REQUIREMENTS:
Using the entries that follow, collect the lines where the word "सहकर" appears.

SOURCE MATERIAL:

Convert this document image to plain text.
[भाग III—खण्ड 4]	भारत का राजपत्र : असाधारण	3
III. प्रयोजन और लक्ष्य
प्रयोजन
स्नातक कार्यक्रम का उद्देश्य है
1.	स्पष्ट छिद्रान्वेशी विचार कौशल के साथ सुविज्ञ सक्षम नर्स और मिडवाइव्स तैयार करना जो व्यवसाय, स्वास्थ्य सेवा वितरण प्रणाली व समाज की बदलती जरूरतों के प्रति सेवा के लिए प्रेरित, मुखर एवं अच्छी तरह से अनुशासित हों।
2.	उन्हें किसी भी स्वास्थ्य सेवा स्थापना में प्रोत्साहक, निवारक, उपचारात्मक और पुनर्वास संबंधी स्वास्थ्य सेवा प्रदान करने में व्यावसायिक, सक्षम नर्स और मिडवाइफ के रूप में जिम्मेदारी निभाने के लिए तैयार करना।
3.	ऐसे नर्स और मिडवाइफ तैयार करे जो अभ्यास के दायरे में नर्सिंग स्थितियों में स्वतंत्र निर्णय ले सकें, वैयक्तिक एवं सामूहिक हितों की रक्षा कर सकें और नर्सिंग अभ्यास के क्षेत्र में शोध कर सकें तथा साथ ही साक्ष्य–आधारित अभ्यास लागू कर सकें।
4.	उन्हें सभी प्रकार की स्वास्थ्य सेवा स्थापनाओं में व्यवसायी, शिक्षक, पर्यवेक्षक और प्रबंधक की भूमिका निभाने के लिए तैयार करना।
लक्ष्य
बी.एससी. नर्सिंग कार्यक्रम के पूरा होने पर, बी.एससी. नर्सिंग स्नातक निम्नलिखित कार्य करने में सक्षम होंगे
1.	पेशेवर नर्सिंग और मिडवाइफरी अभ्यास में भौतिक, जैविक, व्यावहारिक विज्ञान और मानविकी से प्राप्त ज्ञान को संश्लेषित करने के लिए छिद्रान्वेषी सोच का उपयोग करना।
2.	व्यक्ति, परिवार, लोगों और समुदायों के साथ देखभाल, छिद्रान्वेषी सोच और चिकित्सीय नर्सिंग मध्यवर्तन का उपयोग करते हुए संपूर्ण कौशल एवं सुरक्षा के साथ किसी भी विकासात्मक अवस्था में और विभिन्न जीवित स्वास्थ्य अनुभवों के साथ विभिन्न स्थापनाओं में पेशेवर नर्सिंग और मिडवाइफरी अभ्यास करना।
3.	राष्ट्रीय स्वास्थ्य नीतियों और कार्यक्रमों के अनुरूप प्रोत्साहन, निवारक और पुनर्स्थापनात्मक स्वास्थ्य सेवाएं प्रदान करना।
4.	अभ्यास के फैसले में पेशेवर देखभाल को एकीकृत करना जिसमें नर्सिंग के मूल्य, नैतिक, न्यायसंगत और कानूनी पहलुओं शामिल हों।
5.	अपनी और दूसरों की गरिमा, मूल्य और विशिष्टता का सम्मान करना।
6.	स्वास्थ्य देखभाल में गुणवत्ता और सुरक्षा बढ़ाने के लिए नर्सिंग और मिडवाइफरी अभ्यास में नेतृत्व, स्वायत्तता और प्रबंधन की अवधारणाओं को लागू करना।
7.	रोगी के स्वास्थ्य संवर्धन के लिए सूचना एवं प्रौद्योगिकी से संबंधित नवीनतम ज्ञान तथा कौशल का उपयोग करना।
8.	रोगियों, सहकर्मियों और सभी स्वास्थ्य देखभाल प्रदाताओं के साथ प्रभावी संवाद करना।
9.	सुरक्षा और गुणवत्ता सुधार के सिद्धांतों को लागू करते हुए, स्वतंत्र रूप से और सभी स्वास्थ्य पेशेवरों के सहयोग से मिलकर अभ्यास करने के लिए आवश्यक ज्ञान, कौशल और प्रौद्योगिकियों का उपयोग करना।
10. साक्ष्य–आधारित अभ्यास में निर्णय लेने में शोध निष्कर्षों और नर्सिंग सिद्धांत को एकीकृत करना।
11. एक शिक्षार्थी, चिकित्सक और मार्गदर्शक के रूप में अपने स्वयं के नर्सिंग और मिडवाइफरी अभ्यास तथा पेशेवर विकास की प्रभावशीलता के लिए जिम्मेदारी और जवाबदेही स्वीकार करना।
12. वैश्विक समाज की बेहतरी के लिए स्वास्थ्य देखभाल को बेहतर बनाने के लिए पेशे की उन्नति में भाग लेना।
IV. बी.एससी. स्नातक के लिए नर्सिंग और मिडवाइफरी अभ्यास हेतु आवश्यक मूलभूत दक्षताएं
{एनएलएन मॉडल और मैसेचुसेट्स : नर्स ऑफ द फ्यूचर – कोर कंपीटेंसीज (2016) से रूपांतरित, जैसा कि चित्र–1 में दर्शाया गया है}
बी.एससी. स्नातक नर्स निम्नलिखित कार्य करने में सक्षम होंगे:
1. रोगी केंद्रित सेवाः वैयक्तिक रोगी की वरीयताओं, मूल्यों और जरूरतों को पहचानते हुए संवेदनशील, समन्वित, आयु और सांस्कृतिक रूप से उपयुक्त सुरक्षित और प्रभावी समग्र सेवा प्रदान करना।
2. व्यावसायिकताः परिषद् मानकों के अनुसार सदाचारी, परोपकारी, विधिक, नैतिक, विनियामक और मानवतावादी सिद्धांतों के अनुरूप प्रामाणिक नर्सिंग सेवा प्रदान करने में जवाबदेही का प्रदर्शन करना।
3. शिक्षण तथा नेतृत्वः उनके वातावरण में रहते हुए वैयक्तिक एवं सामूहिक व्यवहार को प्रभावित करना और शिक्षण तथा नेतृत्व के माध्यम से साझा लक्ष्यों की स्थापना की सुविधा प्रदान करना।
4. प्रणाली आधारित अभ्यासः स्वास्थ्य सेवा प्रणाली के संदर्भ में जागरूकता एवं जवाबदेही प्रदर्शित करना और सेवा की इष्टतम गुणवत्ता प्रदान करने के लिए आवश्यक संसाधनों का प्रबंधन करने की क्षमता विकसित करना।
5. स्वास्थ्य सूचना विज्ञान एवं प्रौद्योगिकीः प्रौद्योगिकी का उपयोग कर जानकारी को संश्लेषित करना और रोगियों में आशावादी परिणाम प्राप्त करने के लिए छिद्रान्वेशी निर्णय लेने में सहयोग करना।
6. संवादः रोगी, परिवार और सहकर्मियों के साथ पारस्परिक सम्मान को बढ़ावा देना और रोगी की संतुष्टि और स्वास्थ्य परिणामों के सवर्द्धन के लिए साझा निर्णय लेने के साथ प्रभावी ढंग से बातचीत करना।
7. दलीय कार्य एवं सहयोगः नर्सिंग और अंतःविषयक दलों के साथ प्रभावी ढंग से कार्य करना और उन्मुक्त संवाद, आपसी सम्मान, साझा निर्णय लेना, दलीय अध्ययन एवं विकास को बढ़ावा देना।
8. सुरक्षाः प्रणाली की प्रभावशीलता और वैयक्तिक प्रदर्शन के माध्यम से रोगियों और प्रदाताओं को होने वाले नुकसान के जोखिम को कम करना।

RESULT OF THIS TASK:
8.	रोगियों, सहकर्मियों और सभी स्वास्थ्य देखभाल प्रदाताओं के साथ प्रभावी संवाद करना।
6. संवादः रोगी, परिवार और सहकर्मियों के साथ पारस्परिक सम्मान को बढ़ावा देना और रोगी की संतुष्टि और स्वास्थ्य परिणामों के सवर्द्धन के लिए साझा निर्णय लेने के साथ प्रभावी ढंग से बातचीत करना।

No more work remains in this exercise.